### TASK DESCRIPTION
Your task is to locate every line holding the string "Waterproofing" and to copy each of them.

Data entries for graphics
--- START ---
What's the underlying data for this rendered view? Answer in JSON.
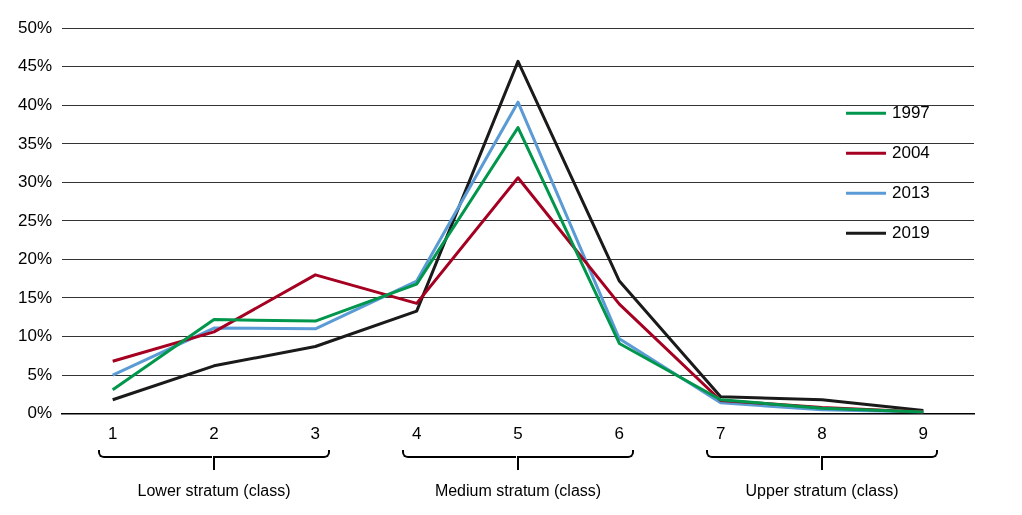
{
  "chart_data": {
    "type": "line",
    "categories": [
      "1",
      "2",
      "3",
      "4",
      "5",
      "6",
      "7",
      "8",
      "9"
    ],
    "series": [
      {
        "name": "1997",
        "color": "#00964b",
        "values": [
          3.1,
          12.2,
          12.0,
          16.8,
          37.1,
          9.1,
          1.8,
          0.7,
          0.2
        ]
      },
      {
        "name": "2004",
        "color": "#a50021",
        "values": [
          6.8,
          10.6,
          18.0,
          14.3,
          30.6,
          14.2,
          1.7,
          0.8,
          0.2
        ]
      },
      {
        "name": "2013",
        "color": "#5b9bd5",
        "values": [
          5.0,
          11.1,
          11.0,
          17.2,
          40.4,
          9.7,
          1.4,
          0.5,
          0.2
        ]
      },
      {
        "name": "2019",
        "color": "#1a1a1a",
        "values": [
          1.8,
          6.2,
          8.7,
          13.3,
          45.7,
          17.2,
          2.2,
          1.8,
          0.4
        ]
      }
    ],
    "ylim": [
      0,
      50
    ],
    "yticks": [
      {
        "value": 0,
        "label": "0%"
      },
      {
        "value": 5,
        "label": "5%"
      },
      {
        "value": 10,
        "label": "10%"
      },
      {
        "value": 15,
        "label": "15%"
      },
      {
        "value": 20,
        "label": "20%"
      },
      {
        "value": 25,
        "label": "25%"
      },
      {
        "value": 30,
        "label": "30%"
      },
      {
        "value": 35,
        "label": "35%"
      },
      {
        "value": 40,
        "label": "40%"
      },
      {
        "value": 45,
        "label": "45%"
      },
      {
        "value": 50,
        "label": "50%"
      }
    ],
    "grid": "y",
    "legend": "right",
    "marker": "none",
    "line_style": "solid",
    "annotations": [
      "Lower stratum (class)",
      "Medium stratum (class)",
      "Upper stratum (class)"
    ]
  }
}
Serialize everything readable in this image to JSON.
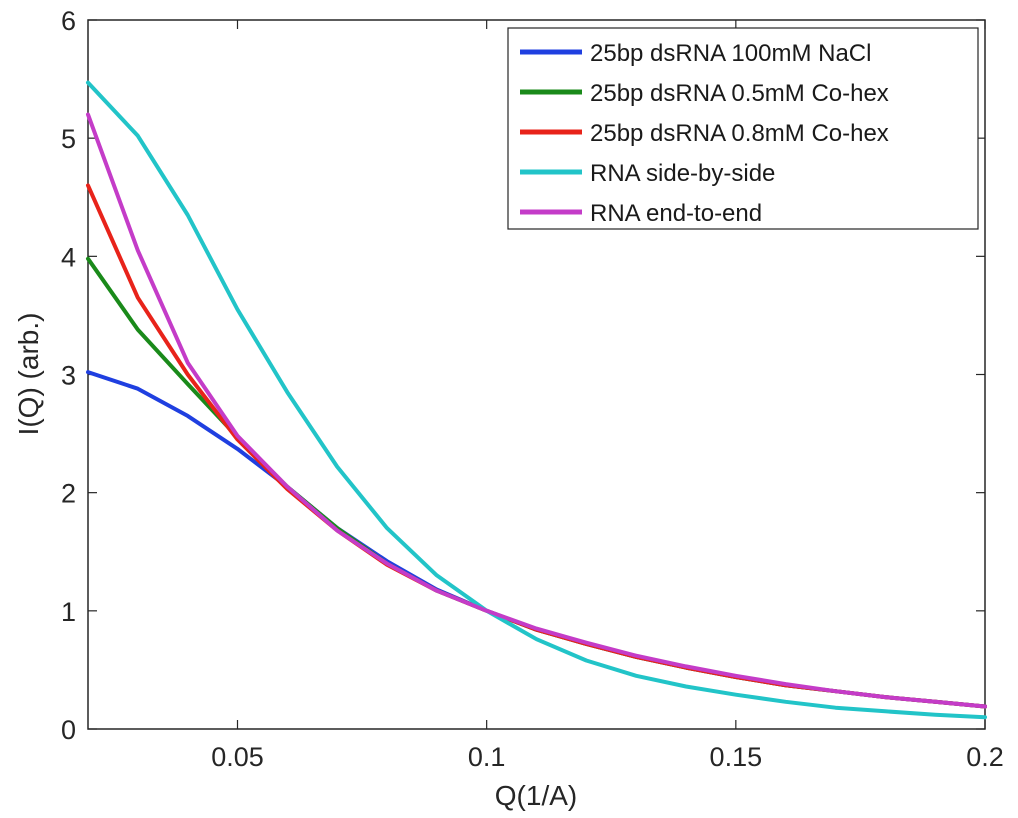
{
  "chart_data": {
    "type": "line",
    "title": "",
    "xlabel": "Q(1/A)",
    "ylabel": "I(Q) (arb.)",
    "xlim": [
      0.02,
      0.2
    ],
    "ylim": [
      0,
      6
    ],
    "x_ticks": [
      0.05,
      0.1,
      0.15,
      0.2
    ],
    "x_tick_labels": [
      "0.05",
      "0.1",
      "0.15",
      "0.2"
    ],
    "y_ticks": [
      0,
      1,
      2,
      3,
      4,
      5,
      6
    ],
    "y_tick_labels": [
      "0",
      "1",
      "2",
      "3",
      "4",
      "5",
      "6"
    ],
    "grid": false,
    "legend_position": "top-right",
    "x": [
      0.02,
      0.03,
      0.04,
      0.05,
      0.06,
      0.07,
      0.08,
      0.09,
      0.1,
      0.11,
      0.12,
      0.13,
      0.14,
      0.15,
      0.16,
      0.17,
      0.18,
      0.19,
      0.2
    ],
    "series": [
      {
        "name": "25bp dsRNA 100mM NaCl",
        "color": "#1f3fe0",
        "values": [
          3.02,
          2.88,
          2.65,
          2.37,
          2.05,
          1.7,
          1.42,
          1.18,
          1.0,
          0.84,
          0.72,
          0.61,
          0.52,
          0.44,
          0.37,
          0.32,
          0.27,
          0.23,
          0.19
        ]
      },
      {
        "name": "25bp dsRNA 0.5mM Co-hex",
        "color": "#1a8a1a",
        "values": [
          3.98,
          3.38,
          2.92,
          2.47,
          2.05,
          1.7,
          1.4,
          1.17,
          1.0,
          0.84,
          0.72,
          0.61,
          0.52,
          0.44,
          0.37,
          0.32,
          0.27,
          0.23,
          0.19
        ]
      },
      {
        "name": "25bp dsRNA 0.8mM Co-hex",
        "color": "#e8231a",
        "values": [
          4.6,
          3.65,
          3.0,
          2.45,
          2.03,
          1.68,
          1.39,
          1.17,
          1.0,
          0.84,
          0.72,
          0.61,
          0.52,
          0.44,
          0.37,
          0.32,
          0.27,
          0.23,
          0.19
        ]
      },
      {
        "name": "RNA side-by-side",
        "color": "#22c4c8",
        "values": [
          5.47,
          5.02,
          4.35,
          3.55,
          2.85,
          2.22,
          1.7,
          1.3,
          1.0,
          0.76,
          0.58,
          0.45,
          0.36,
          0.29,
          0.23,
          0.18,
          0.15,
          0.12,
          0.1
        ]
      },
      {
        "name": "RNA end-to-end",
        "color": "#c43cc8",
        "values": [
          5.2,
          4.05,
          3.1,
          2.48,
          2.05,
          1.68,
          1.4,
          1.17,
          1.0,
          0.85,
          0.73,
          0.62,
          0.53,
          0.45,
          0.38,
          0.32,
          0.27,
          0.23,
          0.19
        ]
      }
    ]
  }
}
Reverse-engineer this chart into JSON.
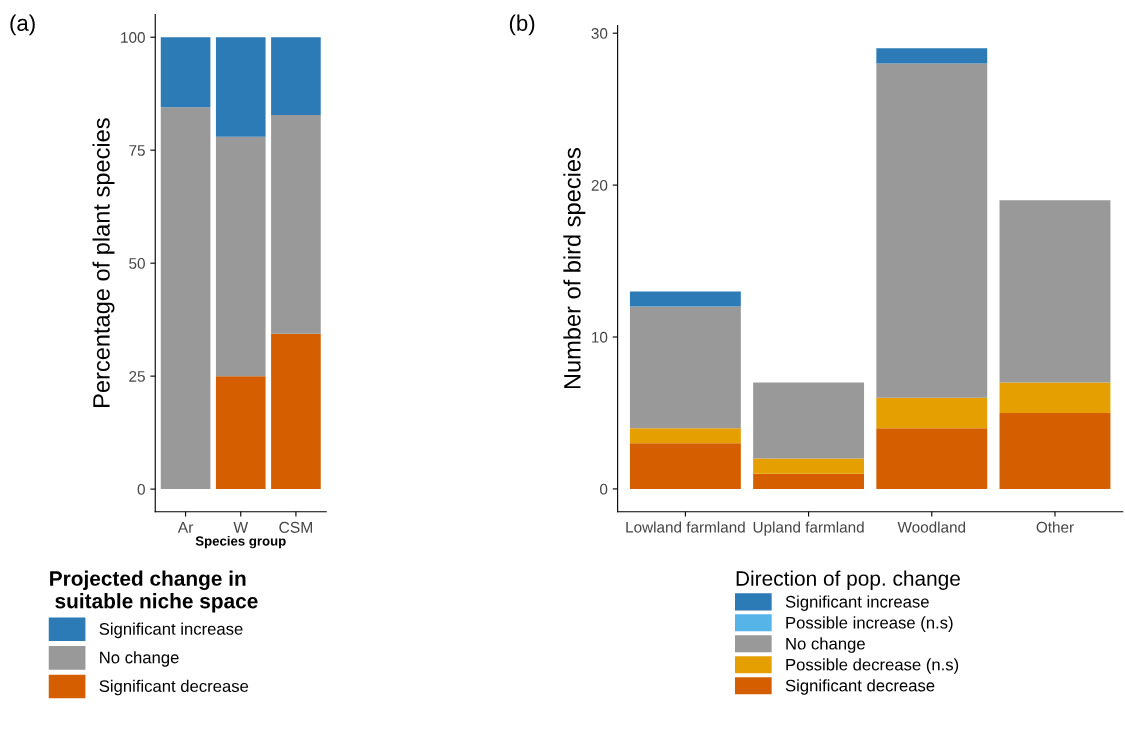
{
  "chart_data": [
    {
      "type": "bar",
      "title": "(a)",
      "xlabel": "Species group",
      "ylabel": "Percentage of plant species",
      "legend_title": "Projected change in\n suitable niche space",
      "stacked": true,
      "legend": "bottom",
      "grid": false,
      "categories": [
        "Ar",
        "W",
        "CSM"
      ],
      "ylim": [
        -5,
        105
      ],
      "yticks": [
        0,
        25,
        50,
        75,
        100
      ],
      "series": [
        {
          "name": "Significant decrease",
          "color": "#d55e00",
          "values": [
            0,
            25,
            34.4
          ]
        },
        {
          "name": "No change",
          "color": "#999999",
          "values": [
            84.5,
            53,
            48.4
          ]
        },
        {
          "name": "Significant increase",
          "color": "#2c7bb6",
          "values": [
            15.5,
            22,
            17.2
          ]
        }
      ]
    },
    {
      "type": "bar",
      "title": "(b)",
      "ylabel": "Number of bird species",
      "legend_title": "Direction of pop. change",
      "stacked": true,
      "legend": "bottom",
      "grid": false,
      "categories": [
        "Lowland farmland",
        "Upland farmland",
        "Woodland",
        "Other"
      ],
      "ylim": [
        -1.5,
        30.5
      ],
      "yticks": [
        0,
        10,
        20,
        30
      ],
      "series": [
        {
          "name": "Significant decrease",
          "color": "#d55e00",
          "values": [
            3,
            1,
            4,
            5
          ]
        },
        {
          "name": "Possible decrease (n.s)",
          "color": "#e69f00",
          "values": [
            1,
            1,
            2,
            2
          ]
        },
        {
          "name": "No change",
          "color": "#999999",
          "values": [
            8,
            5,
            22,
            12
          ]
        },
        {
          "name": "Possible increase (n.s)",
          "color": "#56b4e9",
          "values": [
            0,
            0,
            0,
            0
          ]
        },
        {
          "name": "Significant increase",
          "color": "#2c7bb6",
          "values": [
            1,
            0,
            1,
            0
          ]
        }
      ]
    }
  ]
}
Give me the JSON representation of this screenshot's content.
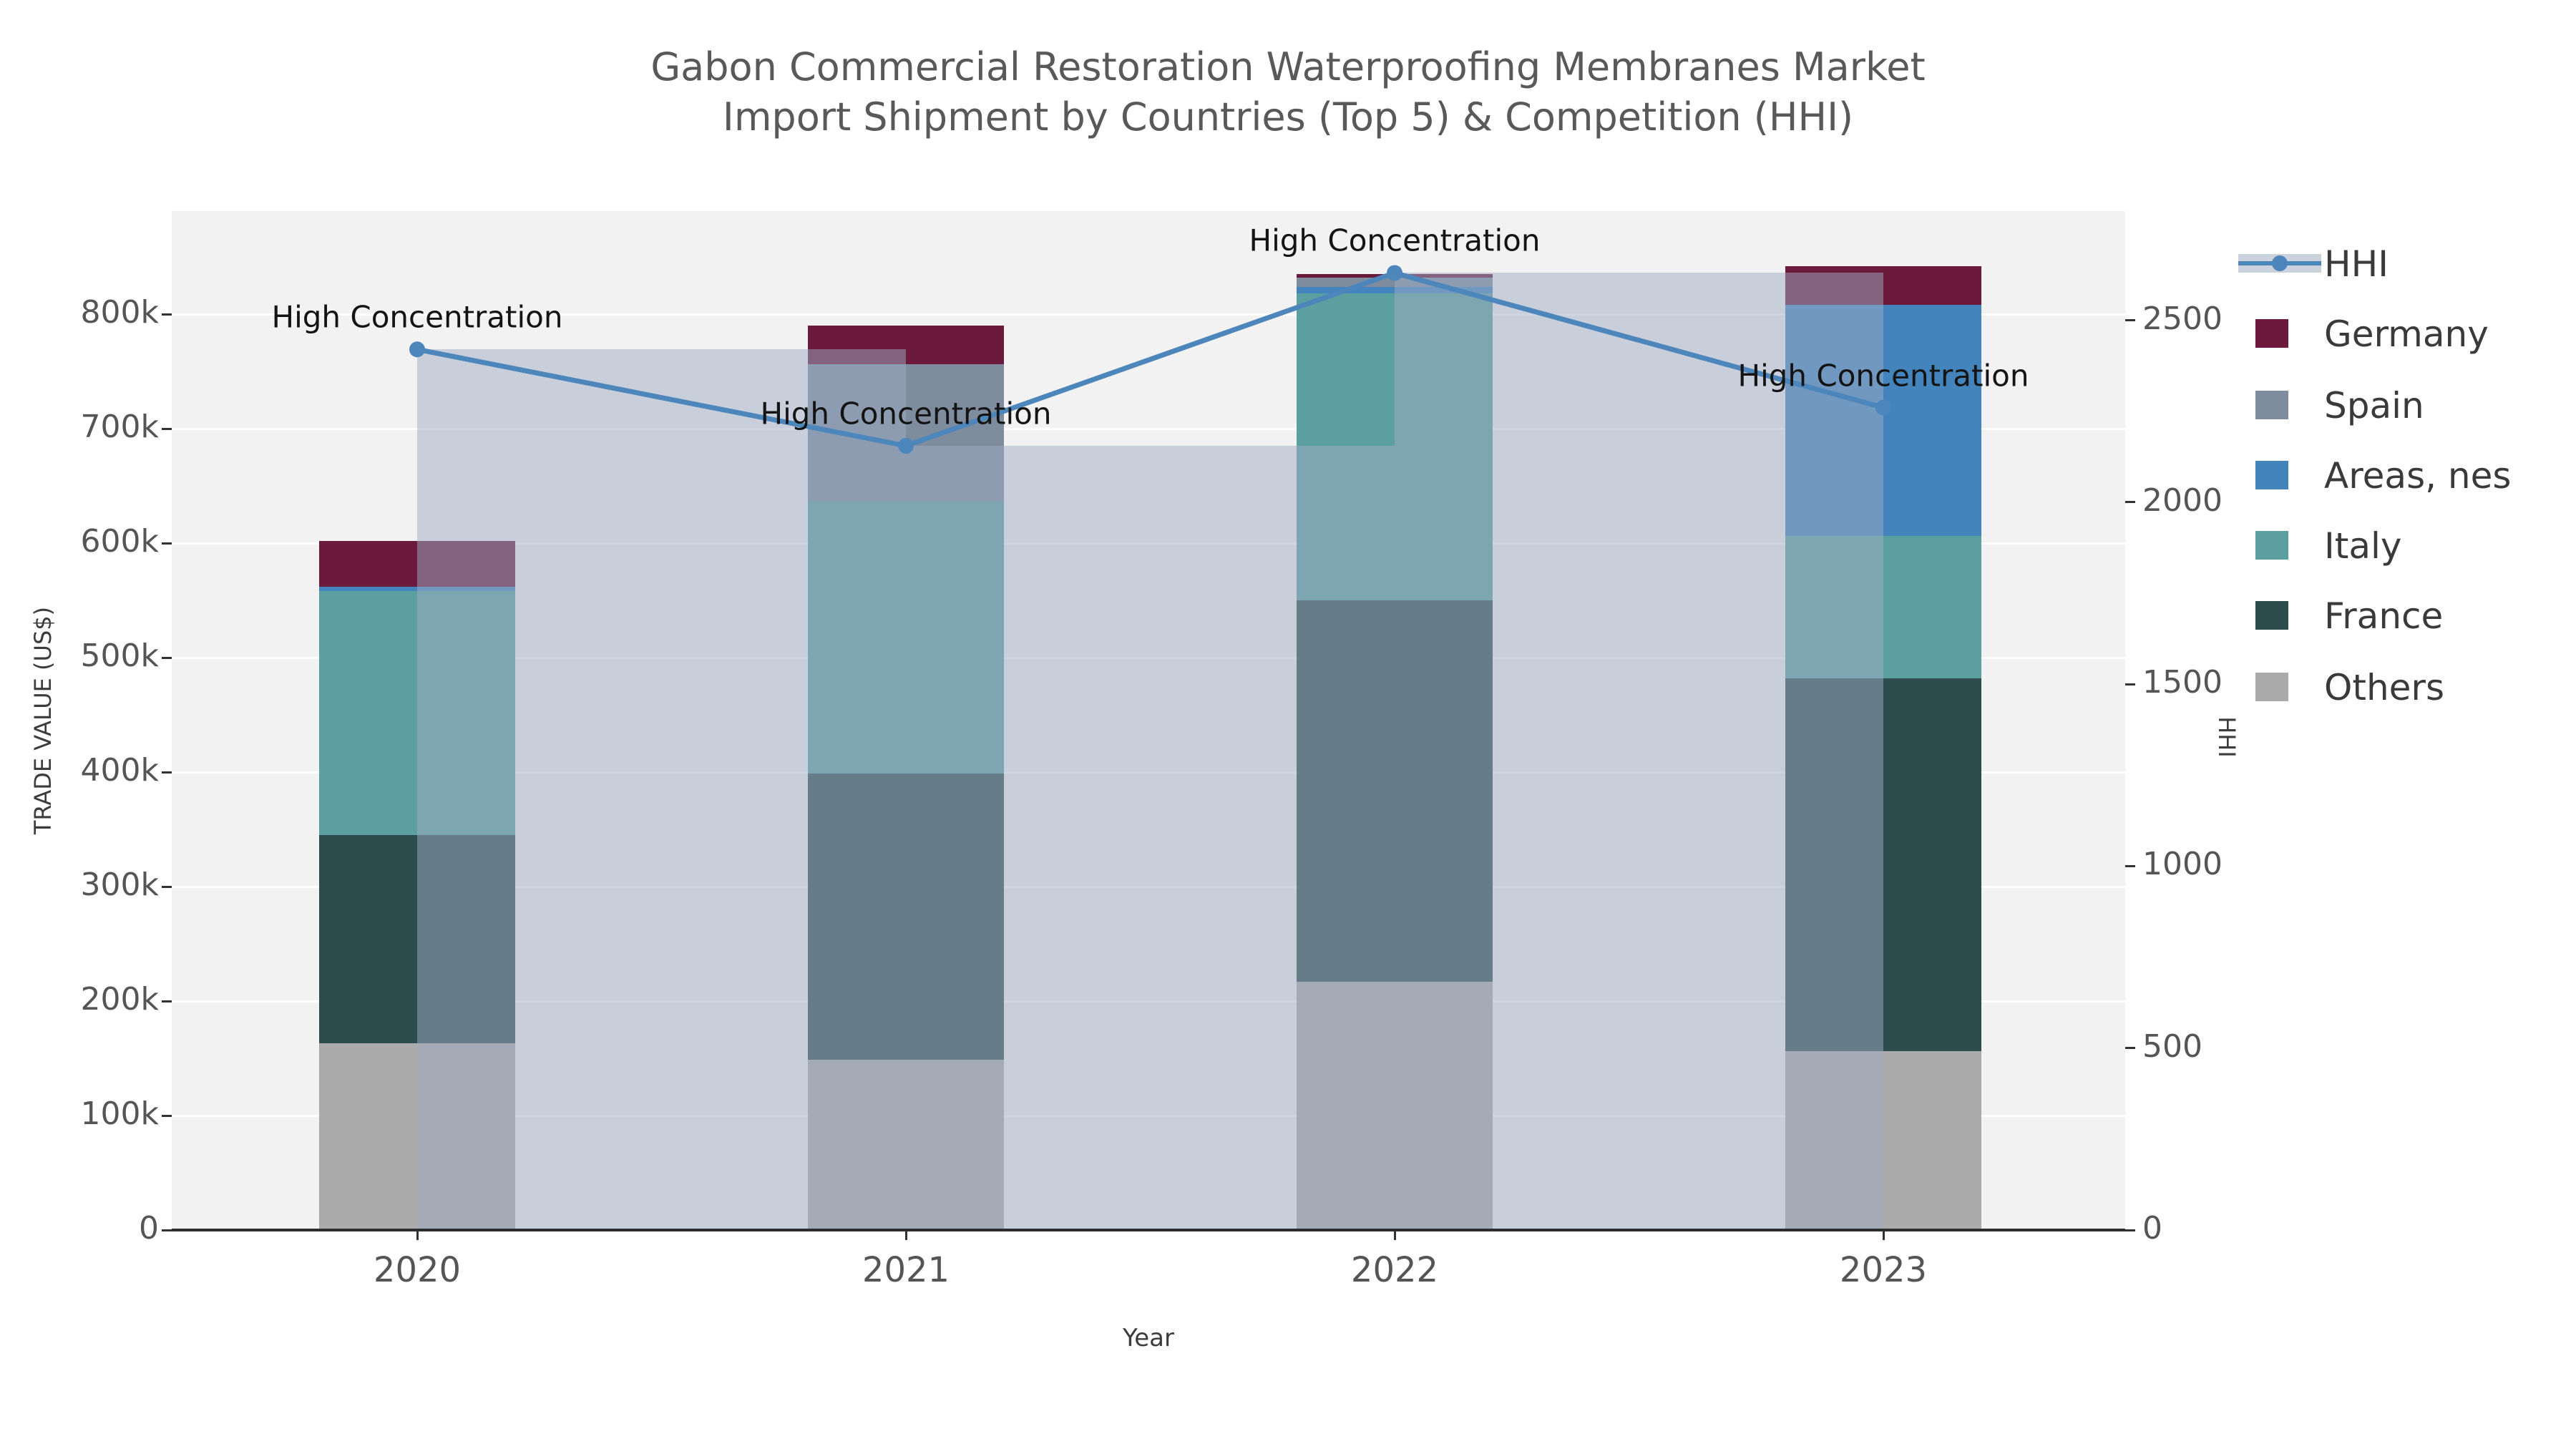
{
  "title": {
    "line1": "Gabon Commercial Restoration Waterproofing Membranes Market",
    "line2": "Import Shipment by Countries (Top 5) & Competition (HHI)"
  },
  "axes": {
    "x_label": "Year",
    "y_left_label": "TRADE VALUE (US$)",
    "y_right_label": "HHI",
    "left_max": 890000,
    "right_max": 2800,
    "left_ticks": [
      {
        "value": 0,
        "label": "0"
      },
      {
        "value": 100000,
        "label": "100k"
      },
      {
        "value": 200000,
        "label": "200k"
      },
      {
        "value": 300000,
        "label": "300k"
      },
      {
        "value": 400000,
        "label": "400k"
      },
      {
        "value": 500000,
        "label": "500k"
      },
      {
        "value": 600000,
        "label": "600k"
      },
      {
        "value": 700000,
        "label": "700k"
      },
      {
        "value": 800000,
        "label": "800k"
      }
    ],
    "right_ticks": [
      {
        "value": 0,
        "label": "0"
      },
      {
        "value": 500,
        "label": "500"
      },
      {
        "value": 1000,
        "label": "1000"
      },
      {
        "value": 1500,
        "label": "1500"
      },
      {
        "value": 2000,
        "label": "2000"
      },
      {
        "value": 2500,
        "label": "2500"
      }
    ]
  },
  "legend": {
    "items": [
      {
        "name": "HHI",
        "type": "line",
        "color": "#4c86bb",
        "band_color": "#ccd2dc"
      },
      {
        "name": "Germany",
        "type": "swatch",
        "color": "#6b1a3c"
      },
      {
        "name": "Spain",
        "type": "swatch",
        "color": "#7e8c9e"
      },
      {
        "name": "Areas, nes",
        "type": "swatch",
        "color": "#4484bd"
      },
      {
        "name": "Italy",
        "type": "swatch",
        "color": "#5c9fa1"
      },
      {
        "name": "France",
        "type": "swatch",
        "color": "#2e4c4d"
      },
      {
        "name": "Others",
        "type": "swatch",
        "color": "#ababab"
      }
    ]
  },
  "chart_data": {
    "type": "bar+line",
    "title": "Gabon Commercial Restoration Waterproofing Membranes Market — Import Shipment by Countries (Top 5) & Competition (HHI)",
    "xlabel": "Year",
    "ylabel_left": "TRADE VALUE (US$)",
    "ylabel_right": "HHI",
    "categories": [
      "2020",
      "2021",
      "2022",
      "2023"
    ],
    "ylim_left": [
      0,
      890000
    ],
    "ylim_right": [
      0,
      2800
    ],
    "grid": true,
    "legend_position": "right",
    "series": [
      {
        "name": "Others",
        "color": "#ababab",
        "values": [
          163000,
          149000,
          217000,
          156000
        ]
      },
      {
        "name": "France",
        "color": "#2e4c4d",
        "values": [
          182000,
          250000,
          333000,
          326000
        ]
      },
      {
        "name": "Italy",
        "color": "#5c9fa1",
        "values": [
          213000,
          238000,
          268000,
          124000
        ]
      },
      {
        "name": "Areas, nes",
        "color": "#4484bd",
        "values": [
          4000,
          0,
          6000,
          202000
        ]
      },
      {
        "name": "Spain",
        "color": "#7e8c9e",
        "values": [
          0,
          119000,
          8000,
          0
        ]
      },
      {
        "name": "Germany",
        "color": "#6b1a3c",
        "values": [
          40000,
          34000,
          3000,
          34000
        ]
      }
    ],
    "bar_totals": [
      602000,
      790000,
      835000,
      842000
    ],
    "hhi": {
      "name": "HHI",
      "values": [
        2420,
        2155,
        2630,
        2260
      ],
      "line_color": "#4c86bb",
      "fill_color": "rgba(158,172,196,0.5)",
      "fill_style": "step-post"
    },
    "annotations": [
      {
        "text": "High Concentration",
        "category": "2020"
      },
      {
        "text": "High Concentration",
        "category": "2021"
      },
      {
        "text": "High Concentration",
        "category": "2022"
      },
      {
        "text": "High Concentration",
        "category": "2023"
      }
    ]
  }
}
--- END ---
### ANSWER FOR THIS EXERCISE
    "line1": "Gabon Commercial Restoration Waterproofing Membranes Market",
    "title": "Gabon Commercial Restoration Waterproofing Membranes Market — Import Shipment by Countries (Top 5) & Competition (HHI)",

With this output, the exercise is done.